## Set exercise
Recast the lines of the material as a JSON list of strings, one string per line with blank lines omitted. Start at its first line and end at the line that contains "post-date: · Mar 22 xyxy=(466,285,548,310)", including both of those lines.

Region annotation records
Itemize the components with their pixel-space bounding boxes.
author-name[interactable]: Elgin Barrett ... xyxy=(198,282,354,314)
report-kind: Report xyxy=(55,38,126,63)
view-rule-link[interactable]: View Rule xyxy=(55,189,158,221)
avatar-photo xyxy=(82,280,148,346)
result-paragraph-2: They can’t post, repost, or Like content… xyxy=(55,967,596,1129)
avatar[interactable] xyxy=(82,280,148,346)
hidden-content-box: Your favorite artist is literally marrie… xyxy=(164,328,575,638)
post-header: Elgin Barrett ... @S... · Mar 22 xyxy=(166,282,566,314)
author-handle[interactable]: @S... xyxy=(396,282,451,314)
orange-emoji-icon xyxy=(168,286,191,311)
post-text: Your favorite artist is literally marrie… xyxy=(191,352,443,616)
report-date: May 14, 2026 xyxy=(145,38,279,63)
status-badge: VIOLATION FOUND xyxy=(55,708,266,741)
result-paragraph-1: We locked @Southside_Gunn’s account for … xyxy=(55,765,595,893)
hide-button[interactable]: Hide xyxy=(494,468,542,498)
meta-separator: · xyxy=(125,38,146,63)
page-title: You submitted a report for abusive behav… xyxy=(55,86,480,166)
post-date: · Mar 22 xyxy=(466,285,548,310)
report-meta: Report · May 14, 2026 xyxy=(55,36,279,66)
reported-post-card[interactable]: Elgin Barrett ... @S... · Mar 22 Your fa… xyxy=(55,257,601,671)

## Response to the task
[
  "Itemize the components with their pixel-space bounding boxes.",
  "author-name[interactable]: Elgin Barrett ... xyxy=(198,282,354,314)",
  "report-kind: Report xyxy=(55,38,126,63)",
  "view-rule-link[interactable]: View Rule xyxy=(55,189,158,221)",
  "avatar-photo xyxy=(82,280,148,346)",
  "result-paragraph-2: They can’t post, repost, or Like content… xyxy=(55,967,596,1129)",
  "avatar[interactable] xyxy=(82,280,148,346)",
  "hidden-content-box: Your favorite artist is literally marrie… xyxy=(164,328,575,638)",
  "post-header: Elgin Barrett ... @S... · Mar 22 xyxy=(166,282,566,314)",
  "author-handle[interactable]: @S... xyxy=(396,282,451,314)",
  "orange-emoji-icon xyxy=(168,286,191,311)",
  "post-text: Your favorite artist is literally marrie… xyxy=(191,352,443,616)",
  "report-date: May 14, 2026 xyxy=(145,38,279,63)",
  "status-badge: VIOLATION FOUND xyxy=(55,708,266,741)",
  "result-paragraph-1: We locked @Southside_Gunn’s account for … xyxy=(55,765,595,893)",
  "hide-button[interactable]: Hide xyxy=(494,468,542,498)",
  "meta-separator: · xyxy=(125,38,146,63)",
  "page-title: You submitted a report for abusive behav… xyxy=(55,86,480,166)",
  "post-date: · Mar 22 xyxy=(466,285,548,310)"
]